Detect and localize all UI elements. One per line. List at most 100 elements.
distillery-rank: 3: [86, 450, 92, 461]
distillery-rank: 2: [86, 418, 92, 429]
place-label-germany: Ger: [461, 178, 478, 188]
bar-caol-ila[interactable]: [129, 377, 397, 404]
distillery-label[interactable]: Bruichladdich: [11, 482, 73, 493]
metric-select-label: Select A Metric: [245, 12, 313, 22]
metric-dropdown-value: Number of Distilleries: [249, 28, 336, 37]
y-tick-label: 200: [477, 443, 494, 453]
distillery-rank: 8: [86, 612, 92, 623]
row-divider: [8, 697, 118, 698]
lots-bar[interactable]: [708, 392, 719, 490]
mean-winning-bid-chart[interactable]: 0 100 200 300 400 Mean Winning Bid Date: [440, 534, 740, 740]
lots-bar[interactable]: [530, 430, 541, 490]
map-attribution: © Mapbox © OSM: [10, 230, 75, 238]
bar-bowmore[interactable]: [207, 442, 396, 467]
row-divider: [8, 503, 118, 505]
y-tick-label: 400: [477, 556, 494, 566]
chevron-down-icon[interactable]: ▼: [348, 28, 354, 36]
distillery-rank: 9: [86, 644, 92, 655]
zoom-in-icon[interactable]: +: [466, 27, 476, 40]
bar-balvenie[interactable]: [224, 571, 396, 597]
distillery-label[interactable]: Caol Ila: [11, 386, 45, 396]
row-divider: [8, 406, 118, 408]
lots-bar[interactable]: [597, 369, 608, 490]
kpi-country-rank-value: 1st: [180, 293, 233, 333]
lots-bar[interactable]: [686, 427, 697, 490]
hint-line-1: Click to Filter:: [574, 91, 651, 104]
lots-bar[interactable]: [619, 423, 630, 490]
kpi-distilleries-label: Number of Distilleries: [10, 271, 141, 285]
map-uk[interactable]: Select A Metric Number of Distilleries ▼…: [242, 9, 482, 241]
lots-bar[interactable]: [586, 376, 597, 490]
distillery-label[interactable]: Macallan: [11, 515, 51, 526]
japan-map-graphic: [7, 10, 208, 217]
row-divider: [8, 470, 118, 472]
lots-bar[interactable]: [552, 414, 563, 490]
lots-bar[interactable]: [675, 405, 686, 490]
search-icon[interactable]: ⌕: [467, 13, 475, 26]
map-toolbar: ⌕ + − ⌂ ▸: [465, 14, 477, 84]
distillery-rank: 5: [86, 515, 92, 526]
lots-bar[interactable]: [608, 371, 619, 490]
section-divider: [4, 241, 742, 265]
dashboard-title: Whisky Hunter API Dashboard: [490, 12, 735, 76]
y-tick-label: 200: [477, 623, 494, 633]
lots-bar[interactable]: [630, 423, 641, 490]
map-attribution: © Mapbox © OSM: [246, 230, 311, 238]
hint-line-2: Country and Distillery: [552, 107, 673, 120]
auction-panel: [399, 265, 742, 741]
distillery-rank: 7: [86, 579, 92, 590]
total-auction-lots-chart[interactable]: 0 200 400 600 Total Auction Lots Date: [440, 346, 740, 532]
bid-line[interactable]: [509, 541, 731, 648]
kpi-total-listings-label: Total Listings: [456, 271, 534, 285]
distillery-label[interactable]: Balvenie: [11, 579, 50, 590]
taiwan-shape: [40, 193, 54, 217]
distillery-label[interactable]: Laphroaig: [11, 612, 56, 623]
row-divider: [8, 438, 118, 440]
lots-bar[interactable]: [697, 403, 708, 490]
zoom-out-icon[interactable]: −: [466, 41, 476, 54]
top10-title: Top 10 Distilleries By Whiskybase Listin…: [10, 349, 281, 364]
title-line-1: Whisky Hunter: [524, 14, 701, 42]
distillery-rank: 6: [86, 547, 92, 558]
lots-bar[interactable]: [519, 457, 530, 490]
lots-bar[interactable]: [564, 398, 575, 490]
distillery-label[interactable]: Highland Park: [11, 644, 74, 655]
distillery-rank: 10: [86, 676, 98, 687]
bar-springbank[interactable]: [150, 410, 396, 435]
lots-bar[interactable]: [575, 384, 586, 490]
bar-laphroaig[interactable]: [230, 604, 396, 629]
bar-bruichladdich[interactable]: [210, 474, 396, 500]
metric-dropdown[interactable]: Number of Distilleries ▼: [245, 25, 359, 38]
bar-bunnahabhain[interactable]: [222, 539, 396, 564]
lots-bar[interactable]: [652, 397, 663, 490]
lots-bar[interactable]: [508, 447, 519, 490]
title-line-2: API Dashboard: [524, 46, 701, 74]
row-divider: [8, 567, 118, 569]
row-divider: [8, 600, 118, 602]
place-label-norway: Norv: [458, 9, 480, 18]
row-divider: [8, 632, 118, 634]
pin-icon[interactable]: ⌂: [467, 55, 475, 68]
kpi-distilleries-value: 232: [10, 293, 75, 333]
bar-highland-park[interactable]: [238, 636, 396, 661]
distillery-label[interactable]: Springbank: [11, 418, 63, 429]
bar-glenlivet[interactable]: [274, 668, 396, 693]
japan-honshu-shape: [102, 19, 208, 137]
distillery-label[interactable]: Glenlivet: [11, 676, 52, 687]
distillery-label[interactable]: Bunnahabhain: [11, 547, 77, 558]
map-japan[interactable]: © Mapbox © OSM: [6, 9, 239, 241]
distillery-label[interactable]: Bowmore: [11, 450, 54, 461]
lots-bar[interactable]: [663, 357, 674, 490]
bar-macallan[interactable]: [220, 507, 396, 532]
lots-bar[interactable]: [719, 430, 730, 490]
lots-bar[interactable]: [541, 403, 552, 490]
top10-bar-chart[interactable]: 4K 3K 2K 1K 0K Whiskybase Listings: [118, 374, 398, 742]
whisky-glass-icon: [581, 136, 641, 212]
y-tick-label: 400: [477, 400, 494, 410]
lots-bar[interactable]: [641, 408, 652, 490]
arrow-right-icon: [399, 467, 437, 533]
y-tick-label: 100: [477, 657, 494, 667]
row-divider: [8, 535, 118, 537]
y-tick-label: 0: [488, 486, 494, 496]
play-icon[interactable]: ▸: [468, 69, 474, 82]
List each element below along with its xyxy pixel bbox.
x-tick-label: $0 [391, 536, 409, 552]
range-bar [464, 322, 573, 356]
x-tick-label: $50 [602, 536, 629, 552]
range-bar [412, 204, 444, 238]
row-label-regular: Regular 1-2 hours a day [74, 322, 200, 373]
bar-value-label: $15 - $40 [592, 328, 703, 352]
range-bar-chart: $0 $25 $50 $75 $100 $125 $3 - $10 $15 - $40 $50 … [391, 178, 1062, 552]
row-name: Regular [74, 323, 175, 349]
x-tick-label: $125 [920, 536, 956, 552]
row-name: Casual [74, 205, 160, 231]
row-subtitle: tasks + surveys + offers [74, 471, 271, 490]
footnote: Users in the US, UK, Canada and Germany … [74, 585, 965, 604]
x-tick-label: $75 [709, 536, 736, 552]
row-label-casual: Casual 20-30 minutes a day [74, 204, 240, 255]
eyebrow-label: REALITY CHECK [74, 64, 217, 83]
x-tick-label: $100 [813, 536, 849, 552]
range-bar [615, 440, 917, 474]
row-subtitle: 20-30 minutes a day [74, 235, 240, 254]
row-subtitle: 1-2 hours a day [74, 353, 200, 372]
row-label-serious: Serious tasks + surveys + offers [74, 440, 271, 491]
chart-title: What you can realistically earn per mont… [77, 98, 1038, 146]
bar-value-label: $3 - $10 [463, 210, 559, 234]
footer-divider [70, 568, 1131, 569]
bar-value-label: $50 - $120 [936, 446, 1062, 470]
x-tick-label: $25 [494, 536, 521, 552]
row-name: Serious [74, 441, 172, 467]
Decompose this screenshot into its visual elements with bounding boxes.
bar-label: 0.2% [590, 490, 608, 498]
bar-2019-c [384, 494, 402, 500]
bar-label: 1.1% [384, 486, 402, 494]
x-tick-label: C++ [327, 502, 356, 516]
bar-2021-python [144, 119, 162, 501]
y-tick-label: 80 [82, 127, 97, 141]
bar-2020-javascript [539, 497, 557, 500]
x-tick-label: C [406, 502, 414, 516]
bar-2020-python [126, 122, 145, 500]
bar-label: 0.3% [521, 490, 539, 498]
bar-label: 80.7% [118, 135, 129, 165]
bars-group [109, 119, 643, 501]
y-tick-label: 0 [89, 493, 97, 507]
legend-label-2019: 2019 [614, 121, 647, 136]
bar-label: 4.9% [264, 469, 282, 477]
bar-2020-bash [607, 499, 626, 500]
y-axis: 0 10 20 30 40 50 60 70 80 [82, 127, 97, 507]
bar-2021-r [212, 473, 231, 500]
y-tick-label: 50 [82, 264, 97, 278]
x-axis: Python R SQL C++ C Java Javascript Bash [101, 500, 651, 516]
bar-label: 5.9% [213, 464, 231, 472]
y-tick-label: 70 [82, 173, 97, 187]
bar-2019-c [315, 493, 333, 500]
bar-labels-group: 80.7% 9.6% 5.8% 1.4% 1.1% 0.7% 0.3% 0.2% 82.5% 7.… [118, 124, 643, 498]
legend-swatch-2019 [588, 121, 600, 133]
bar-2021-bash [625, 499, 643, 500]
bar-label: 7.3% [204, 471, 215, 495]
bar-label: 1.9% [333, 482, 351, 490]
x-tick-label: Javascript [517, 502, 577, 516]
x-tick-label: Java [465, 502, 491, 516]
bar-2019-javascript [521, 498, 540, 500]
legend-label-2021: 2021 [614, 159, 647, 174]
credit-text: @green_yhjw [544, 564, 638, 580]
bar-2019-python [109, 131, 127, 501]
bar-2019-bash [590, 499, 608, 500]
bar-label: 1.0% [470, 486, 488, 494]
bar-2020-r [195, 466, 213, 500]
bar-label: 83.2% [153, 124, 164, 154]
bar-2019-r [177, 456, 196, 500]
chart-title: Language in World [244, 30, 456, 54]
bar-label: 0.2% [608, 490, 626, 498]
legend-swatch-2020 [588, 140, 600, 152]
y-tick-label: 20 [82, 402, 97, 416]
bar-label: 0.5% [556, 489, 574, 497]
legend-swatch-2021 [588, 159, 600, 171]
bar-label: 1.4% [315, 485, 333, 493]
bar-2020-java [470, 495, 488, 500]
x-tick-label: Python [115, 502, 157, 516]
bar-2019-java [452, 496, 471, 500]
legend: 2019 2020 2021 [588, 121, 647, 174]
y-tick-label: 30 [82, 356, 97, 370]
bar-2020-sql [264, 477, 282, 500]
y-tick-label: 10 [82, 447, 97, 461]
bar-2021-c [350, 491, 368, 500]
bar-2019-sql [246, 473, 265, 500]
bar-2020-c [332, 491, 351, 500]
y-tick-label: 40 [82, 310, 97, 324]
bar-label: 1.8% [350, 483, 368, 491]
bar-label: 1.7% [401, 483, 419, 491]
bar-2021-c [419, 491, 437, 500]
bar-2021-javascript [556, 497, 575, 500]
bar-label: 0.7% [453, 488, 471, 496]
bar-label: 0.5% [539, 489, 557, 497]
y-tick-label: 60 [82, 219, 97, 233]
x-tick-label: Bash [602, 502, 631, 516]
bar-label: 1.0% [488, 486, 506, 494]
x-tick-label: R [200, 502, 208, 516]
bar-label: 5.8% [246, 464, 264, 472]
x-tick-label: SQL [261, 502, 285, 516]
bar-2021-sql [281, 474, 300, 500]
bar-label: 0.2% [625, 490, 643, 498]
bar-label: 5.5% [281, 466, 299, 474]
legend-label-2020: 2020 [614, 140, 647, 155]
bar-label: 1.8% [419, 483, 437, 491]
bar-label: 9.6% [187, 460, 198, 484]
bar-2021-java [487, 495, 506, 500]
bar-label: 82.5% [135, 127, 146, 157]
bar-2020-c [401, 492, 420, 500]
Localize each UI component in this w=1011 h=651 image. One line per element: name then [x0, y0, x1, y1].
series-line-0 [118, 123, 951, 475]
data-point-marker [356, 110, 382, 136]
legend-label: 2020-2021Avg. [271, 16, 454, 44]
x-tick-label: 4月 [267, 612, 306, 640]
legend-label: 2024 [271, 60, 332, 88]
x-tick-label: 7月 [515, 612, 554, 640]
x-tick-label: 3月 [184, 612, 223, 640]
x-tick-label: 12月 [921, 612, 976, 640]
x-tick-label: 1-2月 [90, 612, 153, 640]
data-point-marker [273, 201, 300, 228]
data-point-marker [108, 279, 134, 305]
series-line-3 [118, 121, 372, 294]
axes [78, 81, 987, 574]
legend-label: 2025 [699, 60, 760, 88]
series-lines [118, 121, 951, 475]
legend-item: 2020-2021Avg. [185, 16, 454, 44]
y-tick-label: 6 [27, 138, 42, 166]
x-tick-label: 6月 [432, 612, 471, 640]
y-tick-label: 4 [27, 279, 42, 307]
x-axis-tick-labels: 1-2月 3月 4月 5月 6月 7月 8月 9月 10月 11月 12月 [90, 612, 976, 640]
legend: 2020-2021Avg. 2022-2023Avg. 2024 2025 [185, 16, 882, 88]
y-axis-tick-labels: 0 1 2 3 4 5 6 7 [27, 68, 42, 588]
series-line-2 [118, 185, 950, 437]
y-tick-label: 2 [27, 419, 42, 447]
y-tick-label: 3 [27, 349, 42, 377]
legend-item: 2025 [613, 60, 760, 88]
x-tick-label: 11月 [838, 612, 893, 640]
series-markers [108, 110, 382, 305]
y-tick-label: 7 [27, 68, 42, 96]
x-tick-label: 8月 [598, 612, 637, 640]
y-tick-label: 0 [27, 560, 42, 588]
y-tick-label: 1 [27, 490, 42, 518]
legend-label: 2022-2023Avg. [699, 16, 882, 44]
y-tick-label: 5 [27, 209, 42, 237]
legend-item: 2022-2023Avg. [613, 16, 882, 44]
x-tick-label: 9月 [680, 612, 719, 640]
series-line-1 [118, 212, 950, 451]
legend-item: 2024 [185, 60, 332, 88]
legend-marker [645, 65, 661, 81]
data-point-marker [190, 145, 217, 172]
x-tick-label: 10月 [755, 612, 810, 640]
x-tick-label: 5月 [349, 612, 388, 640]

= = = = =

Starting with the first of the lines above, set each one down unchanged, and stop after the line that contains "lots-bar[interactable]: [708, 392, 719, 490]".

**Problem solution**
Detect and localize all UI elements. One per line. List at most 100 elements.
distillery-rank: 3: [86, 450, 92, 461]
distillery-rank: 2: [86, 418, 92, 429]
place-label-germany: Ger: [461, 178, 478, 188]
bar-caol-ila[interactable]: [129, 377, 397, 404]
distillery-label[interactable]: Bruichladdich: [11, 482, 73, 493]
metric-select-label: Select A Metric: [245, 12, 313, 22]
metric-dropdown-value: Number of Distilleries: [249, 28, 336, 37]
y-tick-label: 200: [477, 443, 494, 453]
distillery-rank: 8: [86, 612, 92, 623]
row-divider: [8, 697, 118, 698]
lots-bar[interactable]: [708, 392, 719, 490]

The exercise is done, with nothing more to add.